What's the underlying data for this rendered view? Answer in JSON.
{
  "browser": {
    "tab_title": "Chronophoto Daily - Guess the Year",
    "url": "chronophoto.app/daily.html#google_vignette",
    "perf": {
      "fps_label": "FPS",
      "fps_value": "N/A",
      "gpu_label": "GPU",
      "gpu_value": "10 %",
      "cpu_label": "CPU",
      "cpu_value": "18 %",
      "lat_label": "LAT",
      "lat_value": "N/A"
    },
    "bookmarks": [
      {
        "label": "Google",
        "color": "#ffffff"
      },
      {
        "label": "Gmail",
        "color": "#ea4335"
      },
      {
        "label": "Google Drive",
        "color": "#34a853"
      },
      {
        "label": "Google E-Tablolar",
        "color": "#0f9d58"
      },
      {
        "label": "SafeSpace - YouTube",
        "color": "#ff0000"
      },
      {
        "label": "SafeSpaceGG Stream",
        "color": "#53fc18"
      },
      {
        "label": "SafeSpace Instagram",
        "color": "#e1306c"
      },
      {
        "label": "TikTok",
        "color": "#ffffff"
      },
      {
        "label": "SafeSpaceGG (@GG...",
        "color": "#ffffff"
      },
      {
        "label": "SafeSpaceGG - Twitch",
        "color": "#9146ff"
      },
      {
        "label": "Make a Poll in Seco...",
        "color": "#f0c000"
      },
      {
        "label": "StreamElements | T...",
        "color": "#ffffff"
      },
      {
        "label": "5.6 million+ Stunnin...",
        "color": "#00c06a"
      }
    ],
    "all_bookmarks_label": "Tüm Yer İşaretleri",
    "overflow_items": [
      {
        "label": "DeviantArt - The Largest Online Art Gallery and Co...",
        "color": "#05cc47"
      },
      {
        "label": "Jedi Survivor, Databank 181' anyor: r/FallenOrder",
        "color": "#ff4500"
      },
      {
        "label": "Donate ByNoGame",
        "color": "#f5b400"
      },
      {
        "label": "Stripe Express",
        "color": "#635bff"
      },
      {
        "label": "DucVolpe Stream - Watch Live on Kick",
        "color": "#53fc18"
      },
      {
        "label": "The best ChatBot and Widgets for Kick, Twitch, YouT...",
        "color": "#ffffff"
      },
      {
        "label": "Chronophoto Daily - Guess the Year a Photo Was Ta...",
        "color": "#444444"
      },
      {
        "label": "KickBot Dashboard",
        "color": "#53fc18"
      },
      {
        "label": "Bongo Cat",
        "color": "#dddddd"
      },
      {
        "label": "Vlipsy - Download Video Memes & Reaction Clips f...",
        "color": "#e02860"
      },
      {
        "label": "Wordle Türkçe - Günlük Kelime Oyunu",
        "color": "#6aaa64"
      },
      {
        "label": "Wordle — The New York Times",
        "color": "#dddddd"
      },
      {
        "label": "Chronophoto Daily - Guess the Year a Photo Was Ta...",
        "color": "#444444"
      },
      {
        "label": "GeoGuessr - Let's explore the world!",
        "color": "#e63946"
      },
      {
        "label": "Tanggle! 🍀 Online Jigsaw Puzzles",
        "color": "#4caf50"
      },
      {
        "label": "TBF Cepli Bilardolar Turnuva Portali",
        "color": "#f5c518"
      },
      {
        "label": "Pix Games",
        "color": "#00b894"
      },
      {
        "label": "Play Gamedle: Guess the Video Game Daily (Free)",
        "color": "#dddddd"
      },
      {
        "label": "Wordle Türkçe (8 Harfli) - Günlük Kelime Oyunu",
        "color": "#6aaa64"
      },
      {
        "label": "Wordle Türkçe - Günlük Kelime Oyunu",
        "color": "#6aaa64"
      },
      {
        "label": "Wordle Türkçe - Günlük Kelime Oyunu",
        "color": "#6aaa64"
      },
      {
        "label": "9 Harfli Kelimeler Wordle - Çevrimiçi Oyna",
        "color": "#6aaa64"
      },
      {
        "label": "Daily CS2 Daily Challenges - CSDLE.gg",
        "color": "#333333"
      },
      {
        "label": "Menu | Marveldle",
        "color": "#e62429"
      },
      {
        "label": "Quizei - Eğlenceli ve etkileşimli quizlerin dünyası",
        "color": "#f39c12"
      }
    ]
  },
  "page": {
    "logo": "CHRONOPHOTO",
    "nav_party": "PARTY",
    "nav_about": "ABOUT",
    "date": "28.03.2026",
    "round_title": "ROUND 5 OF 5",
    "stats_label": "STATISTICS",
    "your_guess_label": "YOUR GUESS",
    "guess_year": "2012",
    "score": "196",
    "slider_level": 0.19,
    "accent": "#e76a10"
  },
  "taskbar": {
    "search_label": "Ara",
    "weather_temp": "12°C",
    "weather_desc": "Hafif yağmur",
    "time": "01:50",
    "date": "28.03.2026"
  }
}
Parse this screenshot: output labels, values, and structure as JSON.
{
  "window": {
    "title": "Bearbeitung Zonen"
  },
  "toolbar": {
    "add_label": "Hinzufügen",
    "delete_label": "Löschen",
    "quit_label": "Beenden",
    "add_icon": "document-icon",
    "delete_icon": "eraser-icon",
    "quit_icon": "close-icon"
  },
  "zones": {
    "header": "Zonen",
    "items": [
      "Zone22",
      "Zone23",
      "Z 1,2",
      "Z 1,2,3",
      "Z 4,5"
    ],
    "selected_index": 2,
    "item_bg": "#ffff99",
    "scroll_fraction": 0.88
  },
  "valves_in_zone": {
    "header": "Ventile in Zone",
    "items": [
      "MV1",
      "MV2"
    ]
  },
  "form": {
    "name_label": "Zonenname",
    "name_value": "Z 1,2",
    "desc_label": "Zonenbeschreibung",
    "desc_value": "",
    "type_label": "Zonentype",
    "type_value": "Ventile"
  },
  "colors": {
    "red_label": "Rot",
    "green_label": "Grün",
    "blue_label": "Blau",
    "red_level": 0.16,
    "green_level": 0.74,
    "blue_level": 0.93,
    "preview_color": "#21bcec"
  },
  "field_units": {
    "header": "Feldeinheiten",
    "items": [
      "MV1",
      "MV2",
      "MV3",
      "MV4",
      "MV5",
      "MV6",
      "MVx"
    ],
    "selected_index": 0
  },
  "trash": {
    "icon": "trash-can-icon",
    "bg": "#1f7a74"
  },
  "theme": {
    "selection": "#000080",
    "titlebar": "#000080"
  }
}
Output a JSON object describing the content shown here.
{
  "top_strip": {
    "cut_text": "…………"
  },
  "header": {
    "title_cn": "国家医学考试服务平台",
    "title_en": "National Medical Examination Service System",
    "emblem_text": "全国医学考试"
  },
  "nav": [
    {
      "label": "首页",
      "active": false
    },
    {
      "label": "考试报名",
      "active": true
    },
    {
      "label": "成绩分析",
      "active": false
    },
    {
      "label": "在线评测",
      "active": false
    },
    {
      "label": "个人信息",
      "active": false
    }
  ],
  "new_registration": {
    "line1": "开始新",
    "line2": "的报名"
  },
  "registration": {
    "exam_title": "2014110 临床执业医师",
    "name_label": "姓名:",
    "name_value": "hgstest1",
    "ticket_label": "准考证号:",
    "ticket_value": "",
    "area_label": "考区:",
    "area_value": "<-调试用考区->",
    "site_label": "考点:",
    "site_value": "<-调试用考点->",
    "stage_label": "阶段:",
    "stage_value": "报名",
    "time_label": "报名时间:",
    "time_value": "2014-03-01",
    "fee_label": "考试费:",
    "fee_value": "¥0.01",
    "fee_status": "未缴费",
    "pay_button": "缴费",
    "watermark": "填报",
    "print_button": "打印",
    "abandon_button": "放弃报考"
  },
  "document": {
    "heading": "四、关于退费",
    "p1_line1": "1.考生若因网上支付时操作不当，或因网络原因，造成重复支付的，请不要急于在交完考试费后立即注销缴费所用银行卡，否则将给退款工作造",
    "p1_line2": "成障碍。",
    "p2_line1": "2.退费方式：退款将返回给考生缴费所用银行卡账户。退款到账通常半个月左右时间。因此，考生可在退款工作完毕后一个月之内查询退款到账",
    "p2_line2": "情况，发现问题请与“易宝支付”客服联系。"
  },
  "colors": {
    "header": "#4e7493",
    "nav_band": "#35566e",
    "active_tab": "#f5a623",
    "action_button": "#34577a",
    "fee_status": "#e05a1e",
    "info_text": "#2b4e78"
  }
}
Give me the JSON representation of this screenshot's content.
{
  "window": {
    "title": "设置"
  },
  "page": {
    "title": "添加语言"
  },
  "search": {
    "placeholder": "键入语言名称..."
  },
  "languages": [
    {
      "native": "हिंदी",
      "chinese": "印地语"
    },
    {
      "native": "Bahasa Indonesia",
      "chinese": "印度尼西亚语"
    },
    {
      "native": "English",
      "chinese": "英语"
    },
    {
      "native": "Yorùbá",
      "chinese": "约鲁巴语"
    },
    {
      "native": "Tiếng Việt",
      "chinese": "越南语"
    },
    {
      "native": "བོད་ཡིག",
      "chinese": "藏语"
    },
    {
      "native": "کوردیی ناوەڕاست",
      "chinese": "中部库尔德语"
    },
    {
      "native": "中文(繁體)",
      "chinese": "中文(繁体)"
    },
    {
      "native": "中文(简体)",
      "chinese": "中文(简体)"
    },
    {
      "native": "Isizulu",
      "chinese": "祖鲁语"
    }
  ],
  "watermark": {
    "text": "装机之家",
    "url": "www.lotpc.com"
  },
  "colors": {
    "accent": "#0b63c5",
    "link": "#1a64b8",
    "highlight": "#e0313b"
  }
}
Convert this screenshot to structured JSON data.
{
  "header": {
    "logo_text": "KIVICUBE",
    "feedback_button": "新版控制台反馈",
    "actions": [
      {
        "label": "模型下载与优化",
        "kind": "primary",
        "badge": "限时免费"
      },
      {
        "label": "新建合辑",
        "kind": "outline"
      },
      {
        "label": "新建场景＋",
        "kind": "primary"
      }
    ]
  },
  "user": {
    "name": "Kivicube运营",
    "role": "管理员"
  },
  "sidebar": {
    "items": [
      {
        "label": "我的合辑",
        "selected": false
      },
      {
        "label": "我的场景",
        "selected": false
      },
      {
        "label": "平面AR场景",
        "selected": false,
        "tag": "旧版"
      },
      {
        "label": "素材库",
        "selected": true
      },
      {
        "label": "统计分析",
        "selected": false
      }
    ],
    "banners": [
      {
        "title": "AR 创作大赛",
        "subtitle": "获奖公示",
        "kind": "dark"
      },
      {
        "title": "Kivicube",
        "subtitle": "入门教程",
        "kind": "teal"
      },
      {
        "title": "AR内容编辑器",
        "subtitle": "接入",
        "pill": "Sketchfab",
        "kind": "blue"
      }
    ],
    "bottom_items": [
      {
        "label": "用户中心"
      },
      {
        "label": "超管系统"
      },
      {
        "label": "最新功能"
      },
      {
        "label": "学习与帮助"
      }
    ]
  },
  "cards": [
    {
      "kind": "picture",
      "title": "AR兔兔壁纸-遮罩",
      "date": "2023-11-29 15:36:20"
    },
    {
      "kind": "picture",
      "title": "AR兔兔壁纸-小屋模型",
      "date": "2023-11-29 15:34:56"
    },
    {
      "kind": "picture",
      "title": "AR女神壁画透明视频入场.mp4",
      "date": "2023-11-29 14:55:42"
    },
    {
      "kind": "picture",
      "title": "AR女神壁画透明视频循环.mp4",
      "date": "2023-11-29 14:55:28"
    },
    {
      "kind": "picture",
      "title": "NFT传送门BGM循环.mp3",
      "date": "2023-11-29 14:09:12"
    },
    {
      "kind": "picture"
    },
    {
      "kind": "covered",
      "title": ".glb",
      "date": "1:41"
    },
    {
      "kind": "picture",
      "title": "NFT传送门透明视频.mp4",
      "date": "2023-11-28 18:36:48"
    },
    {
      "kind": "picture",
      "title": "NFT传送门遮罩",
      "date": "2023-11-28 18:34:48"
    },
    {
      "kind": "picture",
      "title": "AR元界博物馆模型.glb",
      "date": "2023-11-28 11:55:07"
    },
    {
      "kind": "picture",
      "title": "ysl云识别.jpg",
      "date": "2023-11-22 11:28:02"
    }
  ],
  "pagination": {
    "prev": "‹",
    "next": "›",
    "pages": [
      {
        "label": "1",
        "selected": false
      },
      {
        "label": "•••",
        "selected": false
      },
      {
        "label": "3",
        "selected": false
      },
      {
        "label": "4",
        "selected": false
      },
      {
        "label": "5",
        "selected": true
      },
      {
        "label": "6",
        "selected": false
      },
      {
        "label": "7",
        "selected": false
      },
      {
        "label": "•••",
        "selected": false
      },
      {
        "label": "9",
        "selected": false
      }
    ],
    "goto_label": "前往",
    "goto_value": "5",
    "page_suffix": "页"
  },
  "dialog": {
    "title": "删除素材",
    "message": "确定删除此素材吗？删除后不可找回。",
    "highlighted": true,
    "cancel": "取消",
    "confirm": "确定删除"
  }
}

════════

Above are some records. Count the lines among them with the word "this", and answer with the number only.

Output of the task: 4